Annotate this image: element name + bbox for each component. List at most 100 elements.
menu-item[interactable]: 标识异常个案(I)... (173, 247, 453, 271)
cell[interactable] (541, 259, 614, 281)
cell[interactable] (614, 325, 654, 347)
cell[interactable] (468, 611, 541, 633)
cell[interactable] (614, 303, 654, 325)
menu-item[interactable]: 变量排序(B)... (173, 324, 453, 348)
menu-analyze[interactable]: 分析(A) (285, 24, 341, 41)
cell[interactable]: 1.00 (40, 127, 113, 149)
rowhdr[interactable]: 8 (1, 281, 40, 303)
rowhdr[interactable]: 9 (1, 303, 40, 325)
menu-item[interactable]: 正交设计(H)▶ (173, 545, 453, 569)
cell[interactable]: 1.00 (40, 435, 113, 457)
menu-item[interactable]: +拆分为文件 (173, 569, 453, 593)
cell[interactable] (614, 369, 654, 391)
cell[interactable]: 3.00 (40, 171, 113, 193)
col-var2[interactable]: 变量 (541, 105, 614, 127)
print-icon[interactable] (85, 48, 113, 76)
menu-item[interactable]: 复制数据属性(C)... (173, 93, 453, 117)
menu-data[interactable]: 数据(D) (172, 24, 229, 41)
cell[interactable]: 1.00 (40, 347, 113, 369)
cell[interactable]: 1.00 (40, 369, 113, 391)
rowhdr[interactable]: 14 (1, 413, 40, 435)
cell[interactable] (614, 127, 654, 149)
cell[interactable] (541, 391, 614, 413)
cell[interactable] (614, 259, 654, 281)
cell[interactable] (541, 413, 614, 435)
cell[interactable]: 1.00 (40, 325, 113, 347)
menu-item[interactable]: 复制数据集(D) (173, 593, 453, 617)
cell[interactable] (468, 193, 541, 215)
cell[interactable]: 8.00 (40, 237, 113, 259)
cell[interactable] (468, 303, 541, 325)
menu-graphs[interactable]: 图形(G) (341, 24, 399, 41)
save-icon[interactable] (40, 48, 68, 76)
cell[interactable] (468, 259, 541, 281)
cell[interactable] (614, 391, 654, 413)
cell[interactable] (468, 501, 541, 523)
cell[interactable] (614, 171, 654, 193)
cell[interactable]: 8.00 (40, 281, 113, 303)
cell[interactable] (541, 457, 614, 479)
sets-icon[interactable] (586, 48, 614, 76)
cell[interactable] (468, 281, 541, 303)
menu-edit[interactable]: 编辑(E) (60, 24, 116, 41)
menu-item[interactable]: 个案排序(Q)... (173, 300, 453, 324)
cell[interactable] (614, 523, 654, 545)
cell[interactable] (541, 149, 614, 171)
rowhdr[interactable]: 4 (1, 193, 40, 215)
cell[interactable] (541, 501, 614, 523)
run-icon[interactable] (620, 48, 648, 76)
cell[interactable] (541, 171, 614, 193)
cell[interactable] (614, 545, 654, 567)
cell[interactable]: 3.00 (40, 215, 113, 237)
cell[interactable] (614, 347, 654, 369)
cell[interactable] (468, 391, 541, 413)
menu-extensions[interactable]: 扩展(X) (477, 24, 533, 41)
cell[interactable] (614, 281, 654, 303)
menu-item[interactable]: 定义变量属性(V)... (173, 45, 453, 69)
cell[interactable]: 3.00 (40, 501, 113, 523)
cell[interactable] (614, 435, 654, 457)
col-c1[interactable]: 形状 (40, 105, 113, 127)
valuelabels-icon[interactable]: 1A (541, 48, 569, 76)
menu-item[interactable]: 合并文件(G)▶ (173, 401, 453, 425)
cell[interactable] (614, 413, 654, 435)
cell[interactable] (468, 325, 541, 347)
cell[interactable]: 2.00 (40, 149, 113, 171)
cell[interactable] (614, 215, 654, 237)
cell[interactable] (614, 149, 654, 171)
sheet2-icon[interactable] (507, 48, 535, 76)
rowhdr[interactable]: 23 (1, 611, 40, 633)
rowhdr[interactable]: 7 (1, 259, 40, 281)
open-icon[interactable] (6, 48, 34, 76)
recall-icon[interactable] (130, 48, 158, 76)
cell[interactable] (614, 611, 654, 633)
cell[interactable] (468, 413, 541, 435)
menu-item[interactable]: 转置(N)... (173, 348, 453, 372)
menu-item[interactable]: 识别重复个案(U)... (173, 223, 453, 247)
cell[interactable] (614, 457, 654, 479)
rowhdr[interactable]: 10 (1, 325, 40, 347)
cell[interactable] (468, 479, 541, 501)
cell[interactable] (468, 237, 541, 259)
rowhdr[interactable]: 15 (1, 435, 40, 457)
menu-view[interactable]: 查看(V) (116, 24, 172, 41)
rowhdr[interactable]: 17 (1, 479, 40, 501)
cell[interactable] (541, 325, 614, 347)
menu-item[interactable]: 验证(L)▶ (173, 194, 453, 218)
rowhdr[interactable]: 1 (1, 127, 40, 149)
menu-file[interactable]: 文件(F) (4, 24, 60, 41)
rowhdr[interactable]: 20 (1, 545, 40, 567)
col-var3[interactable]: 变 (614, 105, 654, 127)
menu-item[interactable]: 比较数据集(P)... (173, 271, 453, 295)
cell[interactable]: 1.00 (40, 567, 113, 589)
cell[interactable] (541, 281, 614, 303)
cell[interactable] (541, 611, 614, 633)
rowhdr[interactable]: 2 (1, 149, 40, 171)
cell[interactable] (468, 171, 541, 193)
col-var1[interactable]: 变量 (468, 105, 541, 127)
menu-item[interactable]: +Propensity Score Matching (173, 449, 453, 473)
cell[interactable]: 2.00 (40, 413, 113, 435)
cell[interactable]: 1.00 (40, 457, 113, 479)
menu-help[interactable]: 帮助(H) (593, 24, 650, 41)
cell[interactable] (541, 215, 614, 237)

• • • • • • •

Reproduce all the rows above, swapping every occurrence of "rowhdr" for "row-header" and leaving everything else unchanged.

Annotate this image: element name + bbox for each component. List at most 100 elements.
menu-item[interactable]: 标识异常个案(I)... (173, 247, 453, 271)
cell[interactable] (541, 259, 614, 281)
cell[interactable] (614, 325, 654, 347)
cell[interactable] (468, 611, 541, 633)
cell[interactable] (614, 303, 654, 325)
menu-item[interactable]: 变量排序(B)... (173, 324, 453, 348)
menu-analyze[interactable]: 分析(A) (285, 24, 341, 41)
cell[interactable]: 1.00 (40, 127, 113, 149)
row-header[interactable]: 8 (1, 281, 40, 303)
row-header[interactable]: 9 (1, 303, 40, 325)
menu-item[interactable]: 正交设计(H)▶ (173, 545, 453, 569)
cell[interactable]: 1.00 (40, 435, 113, 457)
menu-item[interactable]: +拆分为文件 (173, 569, 453, 593)
cell[interactable] (614, 369, 654, 391)
cell[interactable]: 3.00 (40, 171, 113, 193)
col-var2[interactable]: 变量 (541, 105, 614, 127)
print-icon[interactable] (85, 48, 113, 76)
menu-item[interactable]: 复制数据属性(C)... (173, 93, 453, 117)
menu-data[interactable]: 数据(D) (172, 24, 229, 41)
cell[interactable]: 1.00 (40, 347, 113, 369)
cell[interactable]: 1.00 (40, 369, 113, 391)
row-header[interactable]: 14 (1, 413, 40, 435)
cell[interactable] (614, 127, 654, 149)
cell[interactable] (541, 391, 614, 413)
cell[interactable] (614, 259, 654, 281)
cell[interactable] (541, 413, 614, 435)
cell[interactable]: 1.00 (40, 325, 113, 347)
menu-item[interactable]: 复制数据集(D) (173, 593, 453, 617)
cell[interactable] (468, 193, 541, 215)
cell[interactable]: 8.00 (40, 237, 113, 259)
cell[interactable] (468, 303, 541, 325)
menu-graphs[interactable]: 图形(G) (341, 24, 399, 41)
save-icon[interactable] (40, 48, 68, 76)
cell[interactable] (468, 259, 541, 281)
cell[interactable] (614, 391, 654, 413)
cell[interactable] (468, 501, 541, 523)
cell[interactable] (614, 171, 654, 193)
cell[interactable]: 8.00 (40, 281, 113, 303)
cell[interactable] (541, 457, 614, 479)
sets-icon[interactable] (586, 48, 614, 76)
cell[interactable] (468, 281, 541, 303)
menu-edit[interactable]: 编辑(E) (60, 24, 116, 41)
menu-item[interactable]: 个案排序(Q)... (173, 300, 453, 324)
cell[interactable] (614, 523, 654, 545)
cell[interactable] (541, 149, 614, 171)
row-header[interactable]: 4 (1, 193, 40, 215)
cell[interactable] (541, 501, 614, 523)
run-icon[interactable] (620, 48, 648, 76)
cell[interactable] (541, 171, 614, 193)
cell[interactable] (614, 545, 654, 567)
cell[interactable]: 3.00 (40, 215, 113, 237)
cell[interactable] (614, 347, 654, 369)
cell[interactable] (468, 391, 541, 413)
menu-extensions[interactable]: 扩展(X) (477, 24, 533, 41)
cell[interactable] (614, 281, 654, 303)
menu-item[interactable]: 定义变量属性(V)... (173, 45, 453, 69)
cell[interactable]: 3.00 (40, 501, 113, 523)
cell[interactable] (614, 435, 654, 457)
col-c1[interactable]: 形状 (40, 105, 113, 127)
valuelabels-icon[interactable]: 1A (541, 48, 569, 76)
menu-item[interactable]: 合并文件(G)▶ (173, 401, 453, 425)
cell[interactable] (614, 413, 654, 435)
cell[interactable] (468, 325, 541, 347)
cell[interactable]: 2.00 (40, 149, 113, 171)
cell[interactable] (614, 215, 654, 237)
cell[interactable] (614, 149, 654, 171)
sheet2-icon[interactable] (507, 48, 535, 76)
row-header[interactable]: 23 (1, 611, 40, 633)
row-header[interactable]: 7 (1, 259, 40, 281)
open-icon[interactable] (6, 48, 34, 76)
recall-icon[interactable] (130, 48, 158, 76)
cell[interactable] (614, 611, 654, 633)
cell[interactable] (468, 413, 541, 435)
menu-item[interactable]: 转置(N)... (173, 348, 453, 372)
menu-item[interactable]: 识别重复个案(U)... (173, 223, 453, 247)
cell[interactable] (614, 457, 654, 479)
row-header[interactable]: 10 (1, 325, 40, 347)
cell[interactable] (468, 479, 541, 501)
cell[interactable] (468, 237, 541, 259)
row-header[interactable]: 15 (1, 435, 40, 457)
menu-view[interactable]: 查看(V) (116, 24, 172, 41)
row-header[interactable]: 17 (1, 479, 40, 501)
cell[interactable] (541, 325, 614, 347)
menu-item[interactable]: 验证(L)▶ (173, 194, 453, 218)
row-header[interactable]: 1 (1, 127, 40, 149)
menu-file[interactable]: 文件(F) (4, 24, 60, 41)
row-header[interactable]: 20 (1, 545, 40, 567)
col-var3[interactable]: 变 (614, 105, 654, 127)
menu-item[interactable]: 比较数据集(P)... (173, 271, 453, 295)
cell[interactable]: 1.00 (40, 567, 113, 589)
cell[interactable] (541, 281, 614, 303)
cell[interactable] (541, 611, 614, 633)
row-header[interactable]: 2 (1, 149, 40, 171)
cell[interactable] (468, 171, 541, 193)
col-var1[interactable]: 变量 (468, 105, 541, 127)
menu-item[interactable]: +Propensity Score Matching (173, 449, 453, 473)
cell[interactable]: 2.00 (40, 413, 113, 435)
cell[interactable]: 1.00 (40, 457, 113, 479)
menu-help[interactable]: 帮助(H) (593, 24, 650, 41)
cell[interactable] (541, 215, 614, 237)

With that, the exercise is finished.